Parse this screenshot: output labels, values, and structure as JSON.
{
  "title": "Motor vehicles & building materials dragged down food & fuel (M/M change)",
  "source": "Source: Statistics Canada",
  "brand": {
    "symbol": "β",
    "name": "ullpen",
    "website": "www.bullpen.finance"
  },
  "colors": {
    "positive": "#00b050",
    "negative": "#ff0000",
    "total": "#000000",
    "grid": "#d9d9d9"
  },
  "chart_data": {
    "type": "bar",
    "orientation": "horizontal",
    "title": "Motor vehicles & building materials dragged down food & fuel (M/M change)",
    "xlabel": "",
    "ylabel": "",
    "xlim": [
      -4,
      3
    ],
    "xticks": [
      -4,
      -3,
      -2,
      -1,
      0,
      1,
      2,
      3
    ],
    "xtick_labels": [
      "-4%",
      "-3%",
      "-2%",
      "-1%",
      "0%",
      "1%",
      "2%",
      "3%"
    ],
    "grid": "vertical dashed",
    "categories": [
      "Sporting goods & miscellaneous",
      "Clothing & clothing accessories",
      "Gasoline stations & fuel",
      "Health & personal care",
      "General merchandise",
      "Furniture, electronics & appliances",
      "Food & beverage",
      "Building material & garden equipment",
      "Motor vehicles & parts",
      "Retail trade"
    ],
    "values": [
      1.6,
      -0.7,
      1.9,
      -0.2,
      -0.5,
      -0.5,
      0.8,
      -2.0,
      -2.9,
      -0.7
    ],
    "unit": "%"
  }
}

....................

Transcribe all lines as written.

Parse this screenshot: output labels, values, and structure as JSON.
{
  "title": "Motor vehicles & building materials dragged down food & fuel (M/M change)",
  "source": "Source: Statistics Canada",
  "brand": {
    "symbol": "β",
    "name": "ullpen",
    "website": "www.bullpen.finance"
  },
  "colors": {
    "positive": "#00b050",
    "negative": "#ff0000",
    "total": "#000000",
    "grid": "#d9d9d9"
  },
  "chart_data": {
    "type": "bar",
    "orientation": "horizontal",
    "title": "Motor vehicles & building materials dragged down food & fuel (M/M change)",
    "xlabel": "",
    "ylabel": "",
    "xlim": [
      -4,
      3
    ],
    "xticks": [
      -4,
      -3,
      -2,
      -1,
      0,
      1,
      2,
      3
    ],
    "xtick_labels": [
      "-4%",
      "-3%",
      "-2%",
      "-1%",
      "0%",
      "1%",
      "2%",
      "3%"
    ],
    "grid": "vertical dashed",
    "categories": [
      "Sporting goods & miscellaneous",
      "Clothing & clothing accessories",
      "Gasoline stations & fuel",
      "Health & personal care",
      "General merchandise",
      "Furniture, electronics & appliances",
      "Food & beverage",
      "Building material & garden equipment",
      "Motor vehicles & parts",
      "Retail trade"
    ],
    "values": [
      1.6,
      -0.7,
      1.9,
      -0.2,
      -0.5,
      -0.5,
      0.8,
      -2.0,
      -2.9,
      -0.7
    ],
    "unit": "%"
  }
}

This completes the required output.